Report, as a bare number, how many lines contain the string "поддержка".

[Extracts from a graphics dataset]
⟨
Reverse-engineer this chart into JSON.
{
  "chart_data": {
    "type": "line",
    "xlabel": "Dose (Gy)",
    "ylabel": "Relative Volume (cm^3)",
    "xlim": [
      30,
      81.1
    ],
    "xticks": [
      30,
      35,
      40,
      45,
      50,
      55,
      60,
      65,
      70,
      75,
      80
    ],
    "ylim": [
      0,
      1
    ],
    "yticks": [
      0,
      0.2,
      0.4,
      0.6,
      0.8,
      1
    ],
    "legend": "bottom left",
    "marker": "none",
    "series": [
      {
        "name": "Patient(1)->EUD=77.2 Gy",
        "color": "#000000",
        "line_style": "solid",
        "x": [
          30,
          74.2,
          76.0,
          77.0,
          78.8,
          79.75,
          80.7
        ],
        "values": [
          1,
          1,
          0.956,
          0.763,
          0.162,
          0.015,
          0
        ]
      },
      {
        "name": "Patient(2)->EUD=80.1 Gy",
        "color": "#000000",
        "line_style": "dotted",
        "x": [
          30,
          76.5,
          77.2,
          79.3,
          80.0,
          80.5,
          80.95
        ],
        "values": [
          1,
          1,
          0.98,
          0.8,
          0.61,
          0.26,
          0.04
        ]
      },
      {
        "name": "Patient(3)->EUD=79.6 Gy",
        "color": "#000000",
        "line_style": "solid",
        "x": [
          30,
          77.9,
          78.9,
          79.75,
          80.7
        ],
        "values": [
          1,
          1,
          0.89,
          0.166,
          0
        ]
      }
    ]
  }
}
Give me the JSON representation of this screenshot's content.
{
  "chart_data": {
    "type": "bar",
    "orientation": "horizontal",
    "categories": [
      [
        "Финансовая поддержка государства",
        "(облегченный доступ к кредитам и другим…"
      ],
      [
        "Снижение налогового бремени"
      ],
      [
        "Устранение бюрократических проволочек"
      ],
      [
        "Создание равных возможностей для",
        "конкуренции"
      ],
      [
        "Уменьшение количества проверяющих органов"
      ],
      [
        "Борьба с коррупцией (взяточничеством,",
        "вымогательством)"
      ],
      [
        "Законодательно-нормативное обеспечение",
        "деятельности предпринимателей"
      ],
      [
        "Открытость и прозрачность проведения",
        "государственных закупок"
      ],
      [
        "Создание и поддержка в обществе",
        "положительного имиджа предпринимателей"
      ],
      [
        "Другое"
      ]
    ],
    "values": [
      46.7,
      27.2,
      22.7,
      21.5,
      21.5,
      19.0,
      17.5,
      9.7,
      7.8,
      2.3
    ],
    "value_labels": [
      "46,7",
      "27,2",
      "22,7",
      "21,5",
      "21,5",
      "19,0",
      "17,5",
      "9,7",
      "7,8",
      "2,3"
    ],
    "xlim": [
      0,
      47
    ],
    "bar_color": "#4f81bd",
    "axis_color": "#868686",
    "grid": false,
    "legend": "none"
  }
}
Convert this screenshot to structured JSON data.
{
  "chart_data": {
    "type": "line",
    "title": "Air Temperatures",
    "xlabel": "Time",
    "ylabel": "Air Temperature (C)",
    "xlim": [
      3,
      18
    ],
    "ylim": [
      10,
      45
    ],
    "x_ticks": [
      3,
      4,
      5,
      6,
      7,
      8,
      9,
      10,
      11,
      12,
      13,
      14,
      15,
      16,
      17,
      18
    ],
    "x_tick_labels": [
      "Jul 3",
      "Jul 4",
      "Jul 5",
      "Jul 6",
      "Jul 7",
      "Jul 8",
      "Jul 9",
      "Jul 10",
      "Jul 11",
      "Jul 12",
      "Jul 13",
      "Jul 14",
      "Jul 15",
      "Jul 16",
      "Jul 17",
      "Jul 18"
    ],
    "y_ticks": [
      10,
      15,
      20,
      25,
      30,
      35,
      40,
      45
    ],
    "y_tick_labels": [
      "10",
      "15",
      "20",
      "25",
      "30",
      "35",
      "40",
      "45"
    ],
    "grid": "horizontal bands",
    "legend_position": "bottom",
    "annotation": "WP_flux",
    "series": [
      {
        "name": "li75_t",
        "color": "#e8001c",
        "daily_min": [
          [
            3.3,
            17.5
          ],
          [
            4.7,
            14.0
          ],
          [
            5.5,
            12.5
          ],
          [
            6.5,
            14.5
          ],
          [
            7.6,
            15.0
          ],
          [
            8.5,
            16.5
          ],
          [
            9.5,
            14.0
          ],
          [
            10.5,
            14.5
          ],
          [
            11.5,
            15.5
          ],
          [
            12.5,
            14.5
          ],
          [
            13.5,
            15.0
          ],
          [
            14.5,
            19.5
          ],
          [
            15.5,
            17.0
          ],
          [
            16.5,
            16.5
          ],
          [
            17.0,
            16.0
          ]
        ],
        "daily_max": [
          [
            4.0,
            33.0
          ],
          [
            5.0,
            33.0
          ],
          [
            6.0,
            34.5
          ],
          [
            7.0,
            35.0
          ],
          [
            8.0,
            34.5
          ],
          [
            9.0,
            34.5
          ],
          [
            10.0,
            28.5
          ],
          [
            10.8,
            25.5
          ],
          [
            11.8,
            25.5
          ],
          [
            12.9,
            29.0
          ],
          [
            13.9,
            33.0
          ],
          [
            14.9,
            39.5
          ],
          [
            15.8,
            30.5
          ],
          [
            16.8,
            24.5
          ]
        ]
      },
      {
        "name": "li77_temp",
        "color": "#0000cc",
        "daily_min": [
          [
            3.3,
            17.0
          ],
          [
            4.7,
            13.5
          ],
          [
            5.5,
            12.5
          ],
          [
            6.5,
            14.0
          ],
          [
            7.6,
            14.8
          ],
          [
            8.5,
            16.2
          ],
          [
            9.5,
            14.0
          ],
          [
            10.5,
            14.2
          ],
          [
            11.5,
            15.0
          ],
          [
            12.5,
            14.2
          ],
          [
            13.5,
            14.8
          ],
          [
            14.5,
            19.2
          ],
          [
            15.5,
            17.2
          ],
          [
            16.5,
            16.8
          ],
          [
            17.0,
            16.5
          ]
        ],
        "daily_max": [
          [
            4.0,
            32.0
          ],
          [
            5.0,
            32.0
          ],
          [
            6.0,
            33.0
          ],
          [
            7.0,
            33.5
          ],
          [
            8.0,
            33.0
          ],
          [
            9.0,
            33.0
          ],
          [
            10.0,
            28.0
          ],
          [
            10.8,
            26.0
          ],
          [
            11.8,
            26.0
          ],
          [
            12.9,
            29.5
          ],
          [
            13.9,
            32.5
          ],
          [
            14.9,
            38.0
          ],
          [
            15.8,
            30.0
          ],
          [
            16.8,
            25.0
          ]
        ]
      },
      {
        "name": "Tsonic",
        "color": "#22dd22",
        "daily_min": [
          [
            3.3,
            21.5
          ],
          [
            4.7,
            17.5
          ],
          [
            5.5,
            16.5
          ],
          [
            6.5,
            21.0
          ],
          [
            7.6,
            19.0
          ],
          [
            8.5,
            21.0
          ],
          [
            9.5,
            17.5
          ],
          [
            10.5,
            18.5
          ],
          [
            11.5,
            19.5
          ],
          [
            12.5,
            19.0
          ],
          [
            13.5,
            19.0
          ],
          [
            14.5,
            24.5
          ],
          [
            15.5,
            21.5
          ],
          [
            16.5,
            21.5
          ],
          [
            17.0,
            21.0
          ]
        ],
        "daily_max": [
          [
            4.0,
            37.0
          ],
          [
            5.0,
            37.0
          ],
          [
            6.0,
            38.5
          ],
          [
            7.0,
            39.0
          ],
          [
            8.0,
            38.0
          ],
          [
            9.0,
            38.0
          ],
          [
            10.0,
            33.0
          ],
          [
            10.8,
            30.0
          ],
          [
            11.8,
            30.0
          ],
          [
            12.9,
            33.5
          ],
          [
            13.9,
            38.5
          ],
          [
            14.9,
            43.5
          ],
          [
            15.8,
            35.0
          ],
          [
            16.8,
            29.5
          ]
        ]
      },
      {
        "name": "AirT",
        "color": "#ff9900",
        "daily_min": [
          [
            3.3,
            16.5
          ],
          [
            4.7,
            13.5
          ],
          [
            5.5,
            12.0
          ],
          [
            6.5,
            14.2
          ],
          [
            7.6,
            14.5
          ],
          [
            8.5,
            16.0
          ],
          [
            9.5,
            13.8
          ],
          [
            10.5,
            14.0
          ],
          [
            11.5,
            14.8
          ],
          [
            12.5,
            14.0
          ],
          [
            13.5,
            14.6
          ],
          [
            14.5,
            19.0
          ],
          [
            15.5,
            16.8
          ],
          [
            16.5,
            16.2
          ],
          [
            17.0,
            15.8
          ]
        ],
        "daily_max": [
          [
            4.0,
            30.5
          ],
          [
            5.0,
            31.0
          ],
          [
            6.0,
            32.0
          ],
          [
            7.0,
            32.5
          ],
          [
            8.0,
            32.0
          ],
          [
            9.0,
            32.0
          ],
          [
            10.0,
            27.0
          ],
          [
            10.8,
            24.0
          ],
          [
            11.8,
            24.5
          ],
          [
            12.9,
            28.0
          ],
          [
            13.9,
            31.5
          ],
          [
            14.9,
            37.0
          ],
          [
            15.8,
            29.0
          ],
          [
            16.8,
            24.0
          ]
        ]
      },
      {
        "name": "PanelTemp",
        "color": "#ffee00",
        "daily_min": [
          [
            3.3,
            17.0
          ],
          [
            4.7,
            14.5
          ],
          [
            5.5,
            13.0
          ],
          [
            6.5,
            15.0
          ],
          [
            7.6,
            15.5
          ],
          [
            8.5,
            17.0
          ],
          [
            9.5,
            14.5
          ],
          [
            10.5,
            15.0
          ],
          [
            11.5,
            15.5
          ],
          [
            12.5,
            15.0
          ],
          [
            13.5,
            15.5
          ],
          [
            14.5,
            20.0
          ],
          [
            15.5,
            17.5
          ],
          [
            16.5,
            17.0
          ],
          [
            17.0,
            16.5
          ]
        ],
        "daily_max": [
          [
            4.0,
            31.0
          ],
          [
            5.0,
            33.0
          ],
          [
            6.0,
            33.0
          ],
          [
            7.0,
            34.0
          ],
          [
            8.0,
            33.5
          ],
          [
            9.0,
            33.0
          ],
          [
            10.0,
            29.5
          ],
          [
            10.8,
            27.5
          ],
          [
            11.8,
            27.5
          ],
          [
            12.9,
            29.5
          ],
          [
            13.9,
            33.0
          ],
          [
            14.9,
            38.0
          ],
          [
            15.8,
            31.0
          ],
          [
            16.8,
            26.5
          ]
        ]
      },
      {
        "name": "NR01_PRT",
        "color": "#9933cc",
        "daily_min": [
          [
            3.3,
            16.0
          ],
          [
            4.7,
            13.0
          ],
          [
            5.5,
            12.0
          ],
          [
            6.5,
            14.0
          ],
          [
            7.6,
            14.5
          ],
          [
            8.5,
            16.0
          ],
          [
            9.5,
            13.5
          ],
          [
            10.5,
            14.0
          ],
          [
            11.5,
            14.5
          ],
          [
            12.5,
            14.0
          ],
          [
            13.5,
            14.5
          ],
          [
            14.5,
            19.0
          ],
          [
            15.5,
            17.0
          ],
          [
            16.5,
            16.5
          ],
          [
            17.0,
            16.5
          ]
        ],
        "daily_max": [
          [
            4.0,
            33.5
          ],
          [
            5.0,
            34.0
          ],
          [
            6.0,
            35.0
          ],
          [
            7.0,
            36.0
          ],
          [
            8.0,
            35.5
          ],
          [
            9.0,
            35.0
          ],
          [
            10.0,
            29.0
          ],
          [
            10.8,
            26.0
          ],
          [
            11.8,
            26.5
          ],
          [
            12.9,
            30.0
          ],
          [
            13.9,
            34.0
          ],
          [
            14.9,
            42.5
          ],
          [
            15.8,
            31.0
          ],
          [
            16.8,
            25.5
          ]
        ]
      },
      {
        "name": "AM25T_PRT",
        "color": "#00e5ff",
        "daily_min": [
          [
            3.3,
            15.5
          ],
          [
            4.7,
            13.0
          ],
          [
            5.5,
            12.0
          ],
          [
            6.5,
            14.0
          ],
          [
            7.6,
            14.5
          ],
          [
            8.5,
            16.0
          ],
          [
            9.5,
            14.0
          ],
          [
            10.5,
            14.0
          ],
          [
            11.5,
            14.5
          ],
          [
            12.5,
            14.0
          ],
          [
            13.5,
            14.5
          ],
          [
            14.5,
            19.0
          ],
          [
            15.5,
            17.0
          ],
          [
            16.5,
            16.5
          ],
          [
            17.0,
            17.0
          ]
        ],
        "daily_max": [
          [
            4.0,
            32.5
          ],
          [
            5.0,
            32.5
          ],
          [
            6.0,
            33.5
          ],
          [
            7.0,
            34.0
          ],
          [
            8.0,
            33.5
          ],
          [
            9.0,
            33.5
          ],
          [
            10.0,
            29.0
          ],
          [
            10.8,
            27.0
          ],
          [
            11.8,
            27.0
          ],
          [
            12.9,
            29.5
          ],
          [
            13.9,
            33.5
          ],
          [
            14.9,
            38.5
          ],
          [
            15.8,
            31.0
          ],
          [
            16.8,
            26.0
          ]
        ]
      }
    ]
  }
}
⟩
THE RESULT :: 2